*YOUR OBJECTIVE:* Determine how many lines contain the string "business". Respond with that number and nothing more.
## start RECORDS TO USE
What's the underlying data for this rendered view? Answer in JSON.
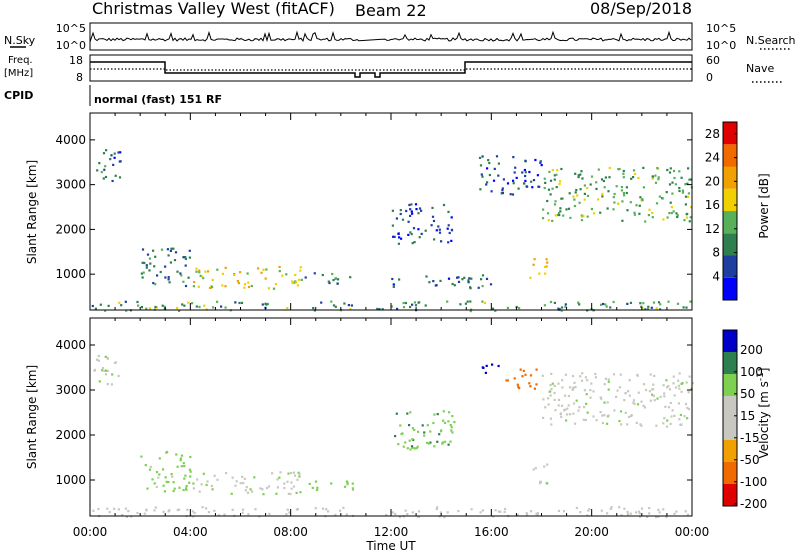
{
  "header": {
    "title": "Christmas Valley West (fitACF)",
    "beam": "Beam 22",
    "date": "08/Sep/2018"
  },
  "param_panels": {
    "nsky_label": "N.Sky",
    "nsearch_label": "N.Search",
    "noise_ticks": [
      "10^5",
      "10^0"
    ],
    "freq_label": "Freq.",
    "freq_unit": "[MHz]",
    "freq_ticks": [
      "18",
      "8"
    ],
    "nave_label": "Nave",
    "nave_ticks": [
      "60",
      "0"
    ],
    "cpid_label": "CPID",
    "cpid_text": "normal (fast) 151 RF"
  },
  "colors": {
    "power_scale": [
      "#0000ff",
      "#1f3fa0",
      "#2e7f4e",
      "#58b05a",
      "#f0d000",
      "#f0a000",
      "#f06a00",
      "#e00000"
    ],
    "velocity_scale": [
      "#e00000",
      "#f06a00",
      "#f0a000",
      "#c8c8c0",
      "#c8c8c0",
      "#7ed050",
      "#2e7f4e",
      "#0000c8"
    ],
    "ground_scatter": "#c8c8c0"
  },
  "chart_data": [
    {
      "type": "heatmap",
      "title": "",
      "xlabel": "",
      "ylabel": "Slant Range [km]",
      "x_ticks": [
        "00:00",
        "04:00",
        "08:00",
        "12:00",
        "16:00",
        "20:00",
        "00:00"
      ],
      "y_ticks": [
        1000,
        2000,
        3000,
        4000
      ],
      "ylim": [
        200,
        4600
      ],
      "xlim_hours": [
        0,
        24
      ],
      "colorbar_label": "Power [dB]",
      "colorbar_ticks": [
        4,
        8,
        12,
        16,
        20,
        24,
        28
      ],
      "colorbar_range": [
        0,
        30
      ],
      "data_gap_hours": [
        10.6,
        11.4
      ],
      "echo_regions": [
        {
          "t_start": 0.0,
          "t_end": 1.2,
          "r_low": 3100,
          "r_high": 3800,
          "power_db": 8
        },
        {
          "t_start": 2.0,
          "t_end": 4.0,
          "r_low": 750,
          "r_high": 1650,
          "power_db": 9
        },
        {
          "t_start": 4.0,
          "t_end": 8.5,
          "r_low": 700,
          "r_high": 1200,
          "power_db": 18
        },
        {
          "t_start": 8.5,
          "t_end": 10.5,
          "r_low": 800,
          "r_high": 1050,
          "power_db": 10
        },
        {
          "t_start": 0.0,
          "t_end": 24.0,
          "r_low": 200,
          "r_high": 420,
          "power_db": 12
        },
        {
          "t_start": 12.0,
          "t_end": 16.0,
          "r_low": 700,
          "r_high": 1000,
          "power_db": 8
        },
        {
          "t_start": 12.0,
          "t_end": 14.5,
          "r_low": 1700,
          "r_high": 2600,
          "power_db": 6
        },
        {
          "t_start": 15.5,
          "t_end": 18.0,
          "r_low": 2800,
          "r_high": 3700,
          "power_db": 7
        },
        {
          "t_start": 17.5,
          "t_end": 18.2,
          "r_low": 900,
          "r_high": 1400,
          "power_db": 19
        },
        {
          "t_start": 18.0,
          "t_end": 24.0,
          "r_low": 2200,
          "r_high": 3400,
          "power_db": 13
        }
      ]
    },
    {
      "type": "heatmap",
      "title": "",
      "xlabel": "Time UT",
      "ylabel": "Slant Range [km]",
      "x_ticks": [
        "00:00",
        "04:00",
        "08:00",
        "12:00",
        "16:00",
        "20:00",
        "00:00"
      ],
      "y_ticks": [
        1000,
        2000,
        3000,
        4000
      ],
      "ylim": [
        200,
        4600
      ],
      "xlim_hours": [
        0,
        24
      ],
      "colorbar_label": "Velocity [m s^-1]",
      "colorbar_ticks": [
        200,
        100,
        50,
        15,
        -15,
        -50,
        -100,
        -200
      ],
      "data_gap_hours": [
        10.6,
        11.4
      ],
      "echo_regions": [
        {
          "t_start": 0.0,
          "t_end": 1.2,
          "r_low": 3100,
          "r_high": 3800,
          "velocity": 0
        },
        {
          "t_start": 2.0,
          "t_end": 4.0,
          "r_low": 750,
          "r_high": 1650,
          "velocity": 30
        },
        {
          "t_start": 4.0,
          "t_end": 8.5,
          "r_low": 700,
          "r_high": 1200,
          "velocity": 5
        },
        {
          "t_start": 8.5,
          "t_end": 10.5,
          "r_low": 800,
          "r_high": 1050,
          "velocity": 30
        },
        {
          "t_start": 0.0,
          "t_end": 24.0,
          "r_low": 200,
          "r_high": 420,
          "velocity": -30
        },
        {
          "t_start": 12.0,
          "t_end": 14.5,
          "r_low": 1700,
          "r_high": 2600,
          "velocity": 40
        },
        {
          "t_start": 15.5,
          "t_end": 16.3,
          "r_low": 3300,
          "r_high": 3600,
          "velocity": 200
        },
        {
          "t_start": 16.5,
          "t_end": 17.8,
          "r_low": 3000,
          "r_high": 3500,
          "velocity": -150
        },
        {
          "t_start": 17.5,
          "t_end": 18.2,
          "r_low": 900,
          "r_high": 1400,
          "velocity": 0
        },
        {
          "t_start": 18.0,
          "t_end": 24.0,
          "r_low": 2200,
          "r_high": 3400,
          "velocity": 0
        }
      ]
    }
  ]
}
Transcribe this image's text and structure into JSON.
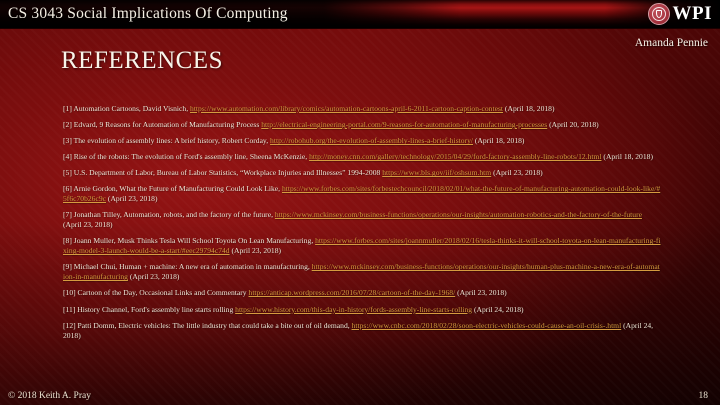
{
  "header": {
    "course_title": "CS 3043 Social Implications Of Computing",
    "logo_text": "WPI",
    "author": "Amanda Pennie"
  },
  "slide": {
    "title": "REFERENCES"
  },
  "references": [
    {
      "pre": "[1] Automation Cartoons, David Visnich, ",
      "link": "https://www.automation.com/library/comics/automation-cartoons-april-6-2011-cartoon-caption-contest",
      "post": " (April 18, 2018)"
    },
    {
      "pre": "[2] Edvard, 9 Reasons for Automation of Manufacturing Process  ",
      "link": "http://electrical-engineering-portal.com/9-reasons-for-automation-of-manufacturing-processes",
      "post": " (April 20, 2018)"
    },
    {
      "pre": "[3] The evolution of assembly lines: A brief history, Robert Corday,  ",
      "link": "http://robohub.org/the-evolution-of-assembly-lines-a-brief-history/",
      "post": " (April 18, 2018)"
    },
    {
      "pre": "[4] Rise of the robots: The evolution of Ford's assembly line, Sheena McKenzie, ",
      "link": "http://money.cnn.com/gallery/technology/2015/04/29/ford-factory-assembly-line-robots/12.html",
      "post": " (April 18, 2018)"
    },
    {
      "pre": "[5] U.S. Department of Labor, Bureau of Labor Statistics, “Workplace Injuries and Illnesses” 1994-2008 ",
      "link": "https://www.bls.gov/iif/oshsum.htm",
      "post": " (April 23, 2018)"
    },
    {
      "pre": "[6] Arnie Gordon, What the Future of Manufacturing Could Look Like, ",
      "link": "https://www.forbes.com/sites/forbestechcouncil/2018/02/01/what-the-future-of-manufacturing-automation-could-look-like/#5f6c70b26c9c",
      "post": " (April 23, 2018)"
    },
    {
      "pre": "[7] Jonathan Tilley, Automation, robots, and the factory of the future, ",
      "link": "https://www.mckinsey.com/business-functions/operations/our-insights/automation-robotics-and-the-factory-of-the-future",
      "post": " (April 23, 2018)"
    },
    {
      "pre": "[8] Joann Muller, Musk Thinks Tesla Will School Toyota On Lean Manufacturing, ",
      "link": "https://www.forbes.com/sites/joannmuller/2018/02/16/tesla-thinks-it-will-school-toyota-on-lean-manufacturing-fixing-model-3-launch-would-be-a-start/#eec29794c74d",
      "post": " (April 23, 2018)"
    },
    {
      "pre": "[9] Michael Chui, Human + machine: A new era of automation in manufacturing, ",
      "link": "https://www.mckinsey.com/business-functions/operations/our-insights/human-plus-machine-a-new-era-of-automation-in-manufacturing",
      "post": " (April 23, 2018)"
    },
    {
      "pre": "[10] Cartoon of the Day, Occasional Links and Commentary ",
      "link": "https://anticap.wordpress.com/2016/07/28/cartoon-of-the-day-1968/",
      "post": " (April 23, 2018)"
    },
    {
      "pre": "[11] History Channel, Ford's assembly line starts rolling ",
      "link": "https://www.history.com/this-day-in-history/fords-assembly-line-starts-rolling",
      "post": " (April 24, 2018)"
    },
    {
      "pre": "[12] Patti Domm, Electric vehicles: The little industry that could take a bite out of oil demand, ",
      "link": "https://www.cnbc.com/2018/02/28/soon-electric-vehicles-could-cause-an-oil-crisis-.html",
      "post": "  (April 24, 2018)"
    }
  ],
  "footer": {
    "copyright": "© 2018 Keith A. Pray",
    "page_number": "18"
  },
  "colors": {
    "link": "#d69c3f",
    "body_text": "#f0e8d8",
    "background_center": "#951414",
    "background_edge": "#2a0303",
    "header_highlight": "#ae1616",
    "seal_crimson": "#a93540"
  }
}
## end RECORDS TO USE
*TASK RESPONSE:* 2